PAGE EXTRACT:
══════
Now to plot the data from the dependent variable.

.. doctest::

    >>> plot_scalar(y[0])

.. figure:: 1.pdf

Similarly, other dependent variables with their respective plots are

.. doctest::

    >>> y[1].name
    'Air temperature at 2m'
    >>> plot_scalar(y[1])

.. figure:: 2.pdf

.. doctest::

    >>> y[3].name
    'Relative humidity'
    >>> plot_scalar(y[3])

.. figure:: 4.pdf

.. doctest::

    >>> y[4].name
    'Air pressure at sea level'
    >>> plot_scalar(y[4])

.. figure:: 5.pdf

Notice, we didn't plot the dependent variable at index 2. This is because this
particular dependent variable is a vector datasets of wind velocity.

.. doctest::

    >>> y[2].quantity_type
    'vector_2'
    >>> y[2].name
    'Wind velocity'

To visualize the vector data we use matplotlib streamline plot.

.. doctest::

    >>> def plot_vector(yx):
    ...     fig, ax = plt.subplots(1,1, figsize=(6,3))
    ...     X, Y = np.meshgrid(x[0].coordinates, x[1].coordinates)
    ...     magnitude = np.sqrt(yx.components[0]**2 + yx.components[1]**2)
    ...
    ...     cf = ax.quiver(x[0].coordinates, x[1].coordinates,
    ...                    yx.components[0], yx.components[1],
    ...                    magnitude, pivot ='middle', cmap='inferno')
══════
(Element location listings)
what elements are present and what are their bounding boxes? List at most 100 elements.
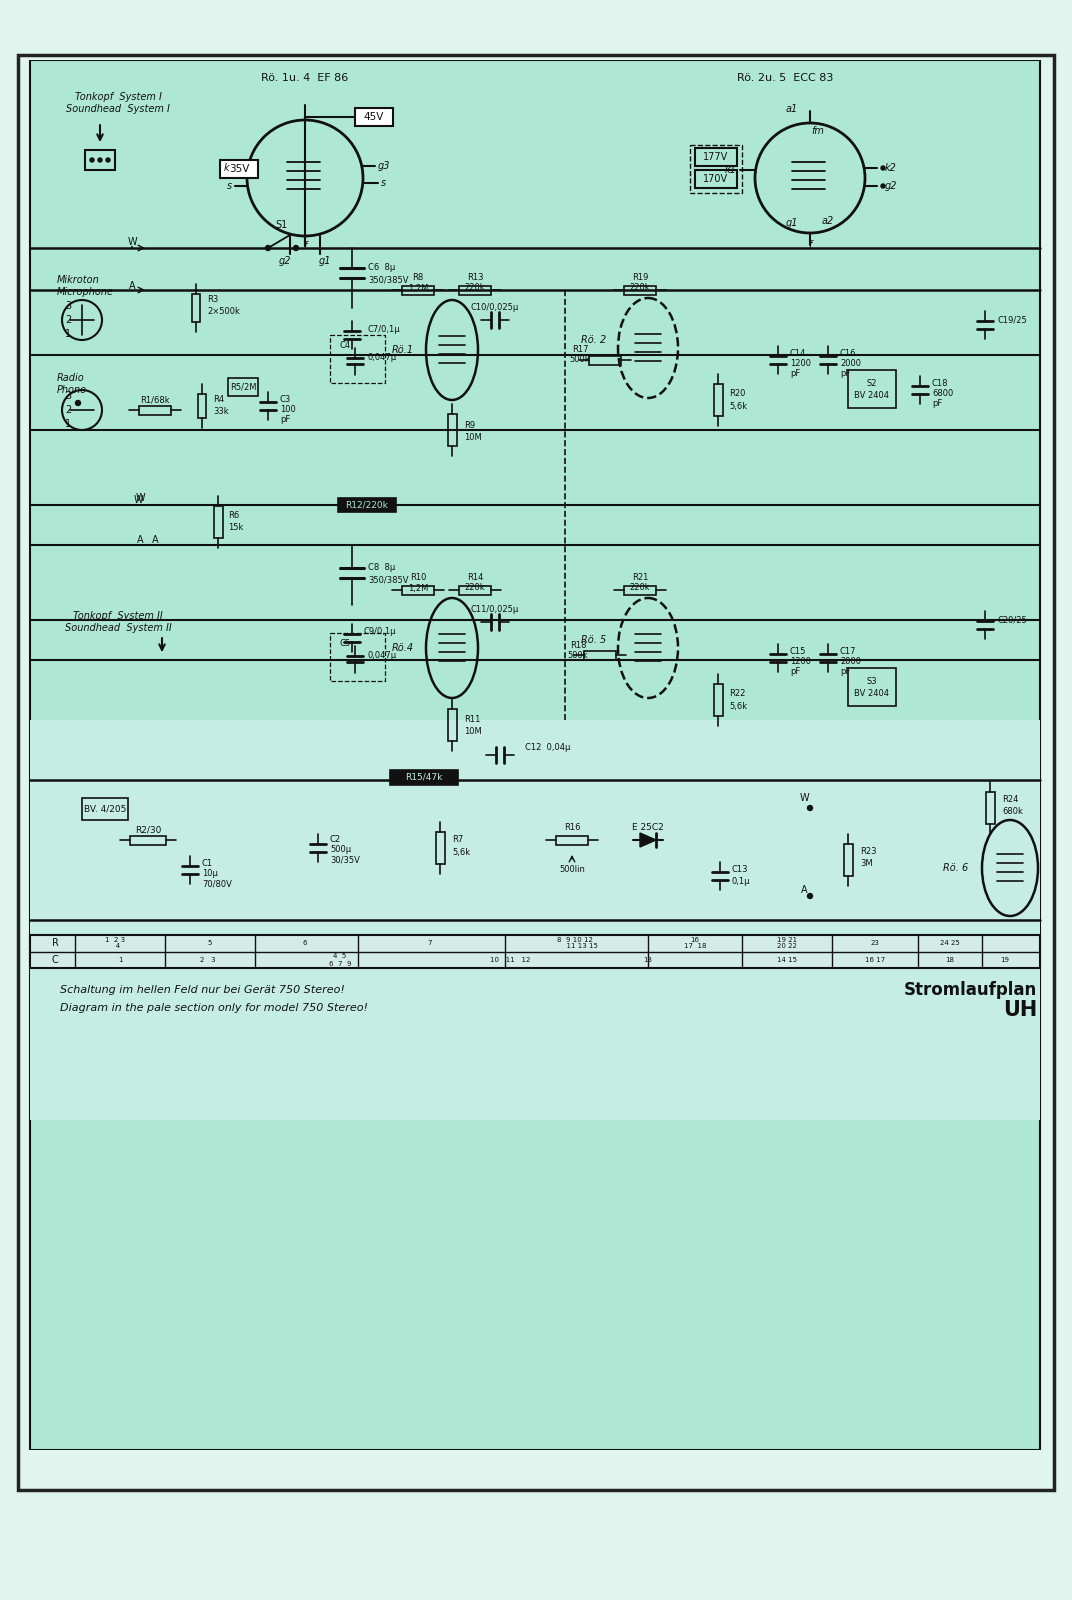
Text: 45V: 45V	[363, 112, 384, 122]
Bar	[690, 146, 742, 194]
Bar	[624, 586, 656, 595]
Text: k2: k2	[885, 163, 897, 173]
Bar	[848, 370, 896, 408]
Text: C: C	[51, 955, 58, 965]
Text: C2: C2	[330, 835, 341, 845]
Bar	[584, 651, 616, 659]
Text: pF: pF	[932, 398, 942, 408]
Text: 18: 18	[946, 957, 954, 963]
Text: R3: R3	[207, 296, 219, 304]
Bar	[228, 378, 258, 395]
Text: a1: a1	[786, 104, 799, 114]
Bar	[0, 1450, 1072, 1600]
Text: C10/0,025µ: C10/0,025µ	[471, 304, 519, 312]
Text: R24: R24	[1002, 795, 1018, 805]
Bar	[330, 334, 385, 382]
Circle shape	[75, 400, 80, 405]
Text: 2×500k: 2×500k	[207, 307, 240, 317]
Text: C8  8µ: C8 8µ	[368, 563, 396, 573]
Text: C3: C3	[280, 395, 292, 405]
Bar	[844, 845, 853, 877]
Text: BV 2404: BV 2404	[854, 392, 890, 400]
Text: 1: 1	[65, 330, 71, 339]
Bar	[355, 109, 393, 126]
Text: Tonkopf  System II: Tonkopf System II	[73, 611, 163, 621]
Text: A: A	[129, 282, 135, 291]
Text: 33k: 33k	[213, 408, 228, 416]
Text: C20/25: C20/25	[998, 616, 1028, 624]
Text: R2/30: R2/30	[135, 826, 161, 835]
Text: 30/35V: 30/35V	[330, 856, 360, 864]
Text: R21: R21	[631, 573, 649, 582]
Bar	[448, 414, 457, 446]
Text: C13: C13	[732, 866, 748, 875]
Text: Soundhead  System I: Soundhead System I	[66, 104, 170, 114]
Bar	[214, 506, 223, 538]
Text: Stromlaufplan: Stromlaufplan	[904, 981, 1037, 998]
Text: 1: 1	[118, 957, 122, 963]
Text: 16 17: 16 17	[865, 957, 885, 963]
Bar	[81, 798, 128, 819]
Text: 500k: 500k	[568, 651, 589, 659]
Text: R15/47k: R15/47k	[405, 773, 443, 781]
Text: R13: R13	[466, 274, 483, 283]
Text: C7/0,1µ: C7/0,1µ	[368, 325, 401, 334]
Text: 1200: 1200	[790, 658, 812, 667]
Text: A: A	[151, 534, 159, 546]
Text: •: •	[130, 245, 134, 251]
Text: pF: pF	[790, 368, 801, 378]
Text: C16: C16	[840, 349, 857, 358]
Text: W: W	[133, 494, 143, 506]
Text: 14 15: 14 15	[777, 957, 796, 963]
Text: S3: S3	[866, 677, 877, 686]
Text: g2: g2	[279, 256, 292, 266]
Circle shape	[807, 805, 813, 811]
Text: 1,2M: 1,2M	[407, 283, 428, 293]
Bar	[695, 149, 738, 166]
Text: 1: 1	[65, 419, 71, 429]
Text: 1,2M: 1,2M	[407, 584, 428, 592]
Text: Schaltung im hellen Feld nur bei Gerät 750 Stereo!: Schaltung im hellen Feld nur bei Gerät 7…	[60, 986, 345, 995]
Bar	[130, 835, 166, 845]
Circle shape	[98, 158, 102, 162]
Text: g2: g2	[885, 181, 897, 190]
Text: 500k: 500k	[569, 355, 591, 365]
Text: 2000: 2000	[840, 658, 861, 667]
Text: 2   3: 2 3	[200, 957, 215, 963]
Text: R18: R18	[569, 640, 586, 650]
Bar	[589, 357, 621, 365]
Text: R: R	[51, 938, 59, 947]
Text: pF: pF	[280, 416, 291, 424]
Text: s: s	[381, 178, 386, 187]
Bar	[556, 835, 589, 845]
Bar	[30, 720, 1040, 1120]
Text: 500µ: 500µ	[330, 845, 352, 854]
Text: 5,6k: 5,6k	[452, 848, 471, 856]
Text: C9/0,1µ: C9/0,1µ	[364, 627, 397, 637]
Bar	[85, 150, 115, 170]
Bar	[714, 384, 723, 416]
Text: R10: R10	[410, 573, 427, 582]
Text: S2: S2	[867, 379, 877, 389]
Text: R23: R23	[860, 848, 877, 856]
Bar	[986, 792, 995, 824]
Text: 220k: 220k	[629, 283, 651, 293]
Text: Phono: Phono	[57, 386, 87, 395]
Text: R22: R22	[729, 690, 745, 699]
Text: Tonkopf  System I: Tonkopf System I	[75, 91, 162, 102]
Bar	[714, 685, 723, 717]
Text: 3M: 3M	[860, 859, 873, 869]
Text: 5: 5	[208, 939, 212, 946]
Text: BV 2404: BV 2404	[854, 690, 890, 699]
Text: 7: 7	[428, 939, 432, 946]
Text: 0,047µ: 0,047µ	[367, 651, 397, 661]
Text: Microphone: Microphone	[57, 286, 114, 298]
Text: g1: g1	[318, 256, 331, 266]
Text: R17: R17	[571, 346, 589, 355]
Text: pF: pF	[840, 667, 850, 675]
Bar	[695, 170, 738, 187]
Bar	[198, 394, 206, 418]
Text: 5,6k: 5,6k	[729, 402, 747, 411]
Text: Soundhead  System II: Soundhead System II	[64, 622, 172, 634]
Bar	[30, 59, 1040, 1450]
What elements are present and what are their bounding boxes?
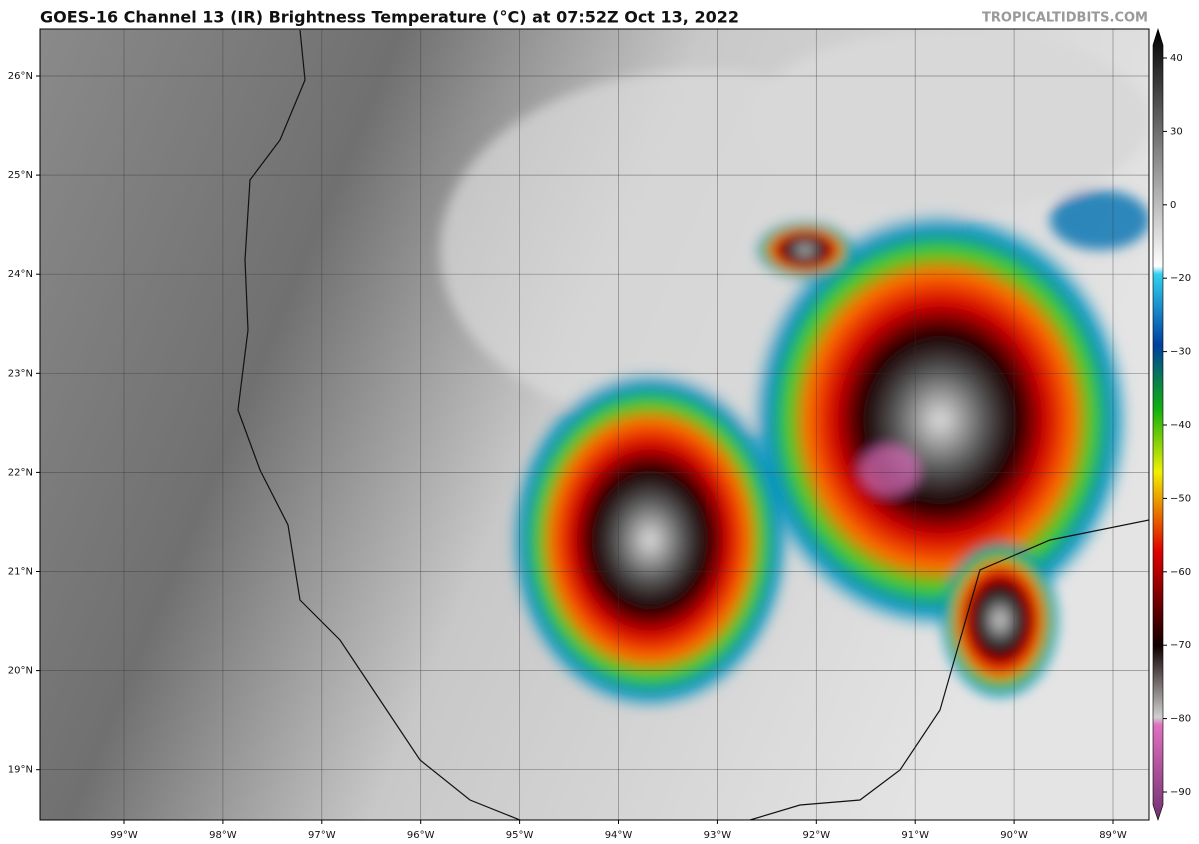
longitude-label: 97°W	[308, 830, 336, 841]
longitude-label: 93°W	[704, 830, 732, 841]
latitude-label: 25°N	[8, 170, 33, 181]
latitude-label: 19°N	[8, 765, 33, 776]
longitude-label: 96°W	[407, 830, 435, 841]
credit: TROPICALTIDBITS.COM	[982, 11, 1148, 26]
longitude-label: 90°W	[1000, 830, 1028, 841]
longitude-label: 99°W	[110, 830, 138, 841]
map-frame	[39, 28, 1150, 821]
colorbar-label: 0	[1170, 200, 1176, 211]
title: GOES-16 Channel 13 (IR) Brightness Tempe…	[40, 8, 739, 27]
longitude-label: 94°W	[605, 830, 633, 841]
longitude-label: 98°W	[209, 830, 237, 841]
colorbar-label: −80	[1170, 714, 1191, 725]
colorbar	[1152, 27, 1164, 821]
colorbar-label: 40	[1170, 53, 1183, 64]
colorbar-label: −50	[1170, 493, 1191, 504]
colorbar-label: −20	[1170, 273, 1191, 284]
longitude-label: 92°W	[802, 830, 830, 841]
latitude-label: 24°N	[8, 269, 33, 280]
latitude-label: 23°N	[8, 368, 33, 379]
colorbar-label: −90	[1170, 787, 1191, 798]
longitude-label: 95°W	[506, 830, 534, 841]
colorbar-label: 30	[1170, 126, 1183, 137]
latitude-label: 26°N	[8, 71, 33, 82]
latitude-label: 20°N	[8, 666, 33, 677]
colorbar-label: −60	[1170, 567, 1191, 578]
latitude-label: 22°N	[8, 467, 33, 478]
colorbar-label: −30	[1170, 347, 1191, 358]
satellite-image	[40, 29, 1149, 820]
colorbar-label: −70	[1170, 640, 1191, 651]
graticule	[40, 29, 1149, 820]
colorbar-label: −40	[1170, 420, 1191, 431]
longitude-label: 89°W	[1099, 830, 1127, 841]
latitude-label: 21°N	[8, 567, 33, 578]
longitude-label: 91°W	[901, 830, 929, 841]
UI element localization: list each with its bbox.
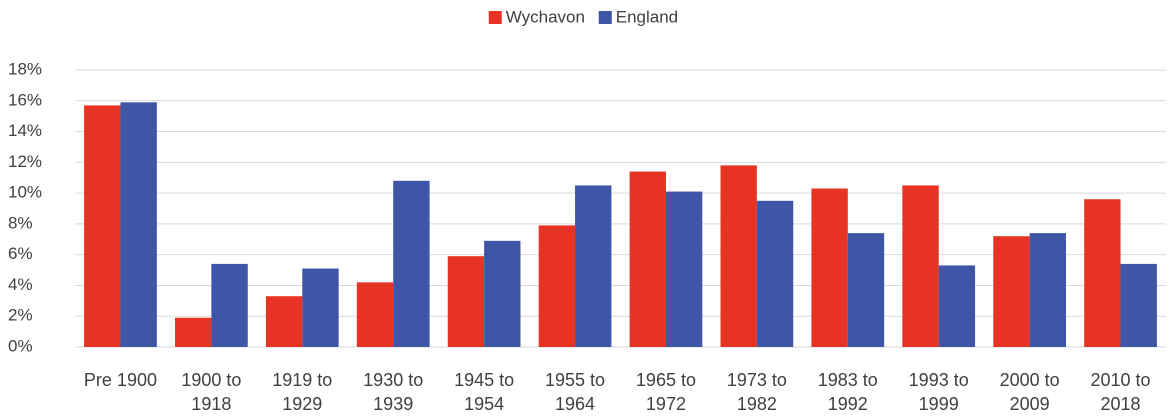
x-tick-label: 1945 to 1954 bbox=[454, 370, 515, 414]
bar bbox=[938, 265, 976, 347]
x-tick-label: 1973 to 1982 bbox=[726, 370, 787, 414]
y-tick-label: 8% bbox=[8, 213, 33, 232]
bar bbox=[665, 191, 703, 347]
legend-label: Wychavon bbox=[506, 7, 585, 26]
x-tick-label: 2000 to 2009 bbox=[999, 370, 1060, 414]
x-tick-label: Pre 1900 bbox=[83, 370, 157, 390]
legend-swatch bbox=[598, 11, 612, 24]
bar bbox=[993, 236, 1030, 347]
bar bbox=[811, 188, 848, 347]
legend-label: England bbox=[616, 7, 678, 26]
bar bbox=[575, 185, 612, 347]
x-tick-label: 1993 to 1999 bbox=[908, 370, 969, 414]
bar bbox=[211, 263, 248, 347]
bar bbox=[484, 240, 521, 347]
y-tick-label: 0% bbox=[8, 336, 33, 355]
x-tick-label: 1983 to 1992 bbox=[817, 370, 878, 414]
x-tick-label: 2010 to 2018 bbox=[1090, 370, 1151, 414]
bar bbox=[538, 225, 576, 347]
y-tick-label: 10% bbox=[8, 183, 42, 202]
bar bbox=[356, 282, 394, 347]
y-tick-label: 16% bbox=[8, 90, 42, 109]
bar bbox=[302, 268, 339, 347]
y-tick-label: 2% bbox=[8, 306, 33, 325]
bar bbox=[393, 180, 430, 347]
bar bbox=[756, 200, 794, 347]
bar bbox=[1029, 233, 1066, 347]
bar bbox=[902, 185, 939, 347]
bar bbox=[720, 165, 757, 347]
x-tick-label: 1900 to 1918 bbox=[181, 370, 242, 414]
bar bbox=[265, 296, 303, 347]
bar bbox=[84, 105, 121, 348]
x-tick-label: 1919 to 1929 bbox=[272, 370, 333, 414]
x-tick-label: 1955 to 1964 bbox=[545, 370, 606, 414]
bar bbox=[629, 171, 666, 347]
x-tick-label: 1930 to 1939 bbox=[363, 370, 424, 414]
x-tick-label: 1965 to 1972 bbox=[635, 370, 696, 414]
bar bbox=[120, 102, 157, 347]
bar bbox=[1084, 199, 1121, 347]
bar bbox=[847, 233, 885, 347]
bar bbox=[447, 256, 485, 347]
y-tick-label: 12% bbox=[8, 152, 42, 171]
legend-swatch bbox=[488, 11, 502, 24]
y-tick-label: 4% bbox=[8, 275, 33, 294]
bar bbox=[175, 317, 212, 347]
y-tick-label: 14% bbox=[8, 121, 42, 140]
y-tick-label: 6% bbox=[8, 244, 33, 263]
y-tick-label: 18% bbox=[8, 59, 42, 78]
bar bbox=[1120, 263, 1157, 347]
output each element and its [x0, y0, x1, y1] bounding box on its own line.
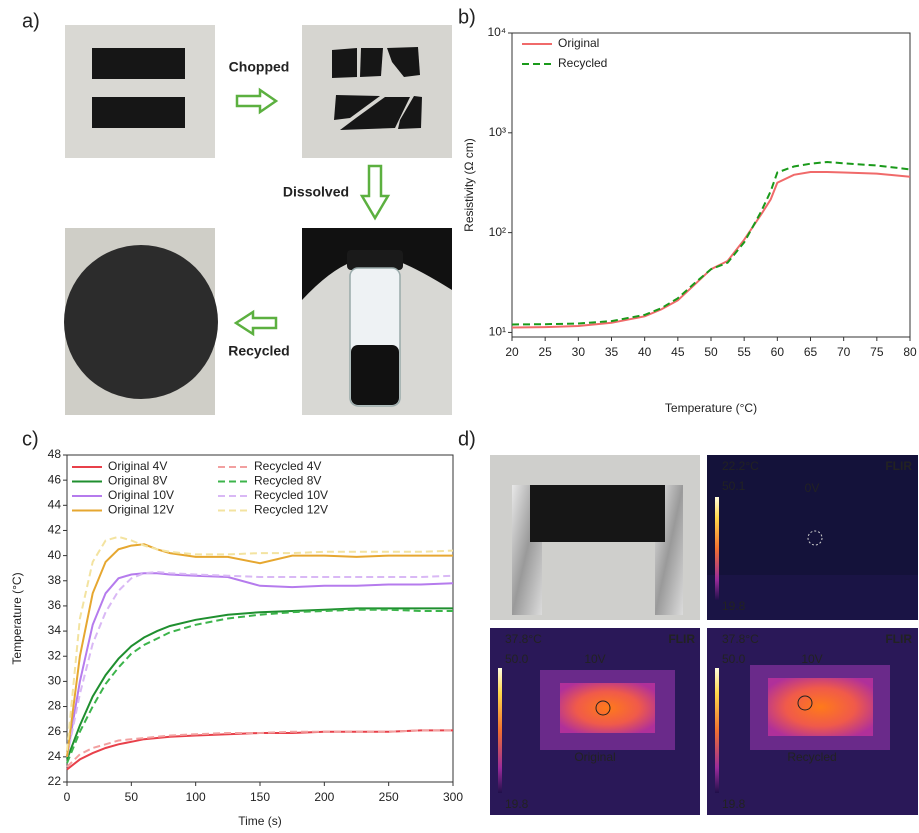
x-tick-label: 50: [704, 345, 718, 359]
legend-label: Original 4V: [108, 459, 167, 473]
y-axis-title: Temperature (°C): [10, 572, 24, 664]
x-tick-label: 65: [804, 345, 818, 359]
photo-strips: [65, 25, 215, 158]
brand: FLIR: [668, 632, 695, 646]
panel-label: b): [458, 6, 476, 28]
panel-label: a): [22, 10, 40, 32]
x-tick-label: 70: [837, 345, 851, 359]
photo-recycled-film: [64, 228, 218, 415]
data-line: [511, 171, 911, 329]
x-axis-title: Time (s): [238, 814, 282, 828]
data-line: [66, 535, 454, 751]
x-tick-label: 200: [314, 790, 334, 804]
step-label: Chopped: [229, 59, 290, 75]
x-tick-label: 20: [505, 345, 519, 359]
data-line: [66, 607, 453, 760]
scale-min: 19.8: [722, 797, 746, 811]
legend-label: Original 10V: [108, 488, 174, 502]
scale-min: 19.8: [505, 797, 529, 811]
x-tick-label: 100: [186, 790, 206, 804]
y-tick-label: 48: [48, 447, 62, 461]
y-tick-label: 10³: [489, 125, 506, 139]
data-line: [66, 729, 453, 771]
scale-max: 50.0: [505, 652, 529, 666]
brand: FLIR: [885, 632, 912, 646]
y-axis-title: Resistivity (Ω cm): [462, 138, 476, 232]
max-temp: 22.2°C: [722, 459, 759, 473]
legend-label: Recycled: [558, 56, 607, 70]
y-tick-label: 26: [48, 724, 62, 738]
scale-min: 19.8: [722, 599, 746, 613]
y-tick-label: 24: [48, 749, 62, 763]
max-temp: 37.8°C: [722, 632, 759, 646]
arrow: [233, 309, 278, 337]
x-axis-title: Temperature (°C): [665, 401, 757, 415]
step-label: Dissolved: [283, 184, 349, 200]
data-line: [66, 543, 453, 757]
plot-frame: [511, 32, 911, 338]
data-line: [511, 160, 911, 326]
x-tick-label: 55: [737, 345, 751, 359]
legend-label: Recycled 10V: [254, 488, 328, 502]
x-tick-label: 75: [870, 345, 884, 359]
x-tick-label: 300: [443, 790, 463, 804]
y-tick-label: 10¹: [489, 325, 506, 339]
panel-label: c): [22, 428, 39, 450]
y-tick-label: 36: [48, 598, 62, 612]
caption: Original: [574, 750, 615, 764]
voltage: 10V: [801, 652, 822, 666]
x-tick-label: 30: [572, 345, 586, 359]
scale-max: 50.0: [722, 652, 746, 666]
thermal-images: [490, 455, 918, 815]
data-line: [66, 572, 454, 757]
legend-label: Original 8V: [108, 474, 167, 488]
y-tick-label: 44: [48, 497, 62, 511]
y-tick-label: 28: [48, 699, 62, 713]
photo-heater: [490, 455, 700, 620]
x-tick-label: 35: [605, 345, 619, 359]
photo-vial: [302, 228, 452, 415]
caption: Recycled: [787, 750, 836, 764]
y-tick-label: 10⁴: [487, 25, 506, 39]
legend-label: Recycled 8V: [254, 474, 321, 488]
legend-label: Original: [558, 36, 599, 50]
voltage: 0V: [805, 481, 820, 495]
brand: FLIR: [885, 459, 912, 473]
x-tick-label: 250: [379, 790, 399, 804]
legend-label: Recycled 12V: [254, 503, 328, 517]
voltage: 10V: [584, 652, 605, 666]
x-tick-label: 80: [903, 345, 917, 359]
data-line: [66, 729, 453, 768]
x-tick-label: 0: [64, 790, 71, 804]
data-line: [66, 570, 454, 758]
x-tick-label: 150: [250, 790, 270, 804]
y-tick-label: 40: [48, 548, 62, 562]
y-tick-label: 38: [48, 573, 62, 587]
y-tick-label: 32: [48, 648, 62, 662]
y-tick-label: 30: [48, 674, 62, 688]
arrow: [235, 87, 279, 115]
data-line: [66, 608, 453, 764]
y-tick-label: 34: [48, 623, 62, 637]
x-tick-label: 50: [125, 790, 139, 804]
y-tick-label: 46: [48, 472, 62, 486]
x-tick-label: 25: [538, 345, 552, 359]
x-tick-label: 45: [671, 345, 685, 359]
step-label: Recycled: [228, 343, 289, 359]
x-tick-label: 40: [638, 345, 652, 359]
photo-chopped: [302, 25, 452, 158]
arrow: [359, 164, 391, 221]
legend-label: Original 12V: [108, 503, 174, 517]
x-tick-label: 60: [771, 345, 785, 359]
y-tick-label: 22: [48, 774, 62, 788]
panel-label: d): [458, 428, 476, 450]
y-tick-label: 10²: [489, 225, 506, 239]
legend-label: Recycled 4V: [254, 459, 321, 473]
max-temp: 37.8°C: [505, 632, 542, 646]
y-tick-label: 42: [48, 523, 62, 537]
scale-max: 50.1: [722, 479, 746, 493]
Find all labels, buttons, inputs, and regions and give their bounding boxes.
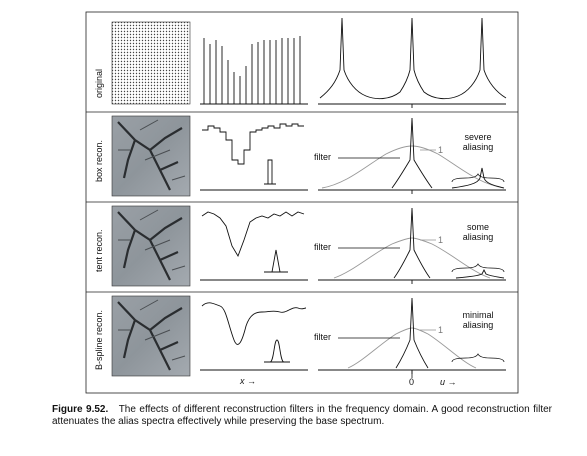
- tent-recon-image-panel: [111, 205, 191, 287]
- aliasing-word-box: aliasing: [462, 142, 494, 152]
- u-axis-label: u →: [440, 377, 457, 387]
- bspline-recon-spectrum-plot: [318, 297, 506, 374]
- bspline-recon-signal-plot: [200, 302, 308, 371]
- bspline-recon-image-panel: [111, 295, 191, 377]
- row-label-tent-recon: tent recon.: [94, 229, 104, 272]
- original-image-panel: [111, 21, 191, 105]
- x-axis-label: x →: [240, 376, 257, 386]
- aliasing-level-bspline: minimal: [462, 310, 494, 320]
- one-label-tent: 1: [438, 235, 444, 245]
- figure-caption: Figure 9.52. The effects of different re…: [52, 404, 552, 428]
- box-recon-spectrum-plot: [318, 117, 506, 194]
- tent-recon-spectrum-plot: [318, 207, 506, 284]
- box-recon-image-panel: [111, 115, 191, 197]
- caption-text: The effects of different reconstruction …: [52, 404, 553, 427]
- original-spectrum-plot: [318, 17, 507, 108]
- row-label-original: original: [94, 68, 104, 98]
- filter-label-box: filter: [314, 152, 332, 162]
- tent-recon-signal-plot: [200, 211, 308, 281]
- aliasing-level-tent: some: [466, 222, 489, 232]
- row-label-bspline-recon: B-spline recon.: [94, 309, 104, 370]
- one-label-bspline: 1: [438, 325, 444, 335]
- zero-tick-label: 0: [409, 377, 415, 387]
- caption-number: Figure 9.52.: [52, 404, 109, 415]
══════
TO BE DONE:
1. Can you copy the plotting walkthrough from "To visualize the" to "np.sqrt(yx.components[0]**2 + yx.components[1]**2)"?
2. What follows the final line of the plotting walkthrough? Write it out.

ANSWERS TO THE EXERCISES:
1.
To visualize the vector data we use matplotlib streamline plot.

.. doctest::

    >>> def plot_vector(yx):
    ...     fig, ax = plt.subplots(1,1, figsize=(6,3))
    ...     X, Y = np.meshgrid(x[0].coordinates, x[1].coordinates)
    ...     magnitude = np.sqrt(yx.components[0]**2 + yx.components[1]**2)

2.
    ...     divider = make_axes_locatable(ax)
    ...     cax = divider.append_axes("right", size="5%", pad=0.05)
    ...     cbar = fig.colorbar(cf, cax)
    ...     cbar.ax.set_ylabel(yx.name+' / '+str(yx.unit))
    ...
    ...     ax.set_xlim([x[0].coordinates[0].value, x[0].coordinates[-1].value])
    ...     ax.set_ylim([x[1].coordinates[0].value, x[1].coordinates[-1].value])
    ...
    ...     # Set axes labels and figure title.
    ...     ax.set_xlabel(x[0].axis_label)
    ...     ax.set_ylabel(x[1].axis_label)
    ...     ax.set_title(yx.name)
    ...
    ...     # Set grid lines.
    ...     ax.grid(color='gray', linestyle='--', linewidth=0.5)
    ...
    ...     plt.tight_layout(pad=0, w_pad=0, h_pad=0)
    ...     plt.show()

.. doctest::

    >>> plot_vector(y[2])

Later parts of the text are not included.